Given task
Count how many lines of the material contain the string "name", then give that number and nothing more.

A block of data
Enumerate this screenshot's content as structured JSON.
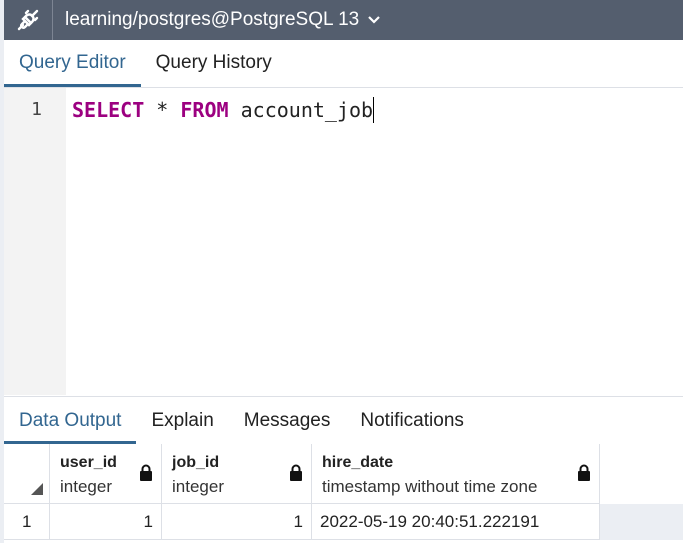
{
  "connection": {
    "label": "learning/postgres@PostgreSQL 13",
    "icon": "plug-connection-icon",
    "caret_icon": "chevron-down-icon"
  },
  "editor_tabs": [
    "Query Editor",
    "Query History"
  ],
  "editor": {
    "line_number": "1",
    "keyword_select": "SELECT",
    "star": "*",
    "keyword_from": "FROM",
    "table": "account_job"
  },
  "output_tabs": [
    "Data Output",
    "Explain",
    "Messages",
    "Notifications"
  ],
  "grid": {
    "columns": [
      {
        "name": "user_id",
        "type": "integer"
      },
      {
        "name": "job_id",
        "type": "integer"
      },
      {
        "name": "hire_date",
        "type": "timestamp without time zone"
      }
    ],
    "rows": [
      {
        "row_number": "1",
        "cells": [
          "1",
          "1",
          "2022-05-19 20:40:51.222191"
        ]
      }
    ]
  },
  "colors": {
    "header_bar": "#545e6e",
    "accent": "#326690",
    "keyword": "#9c0080"
  }
}
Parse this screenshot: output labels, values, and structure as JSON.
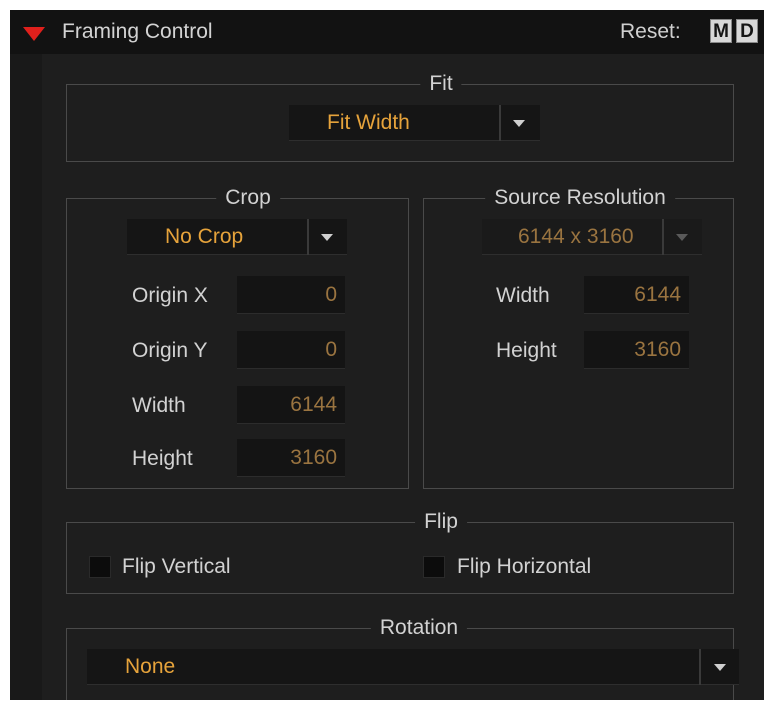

Exercise result
3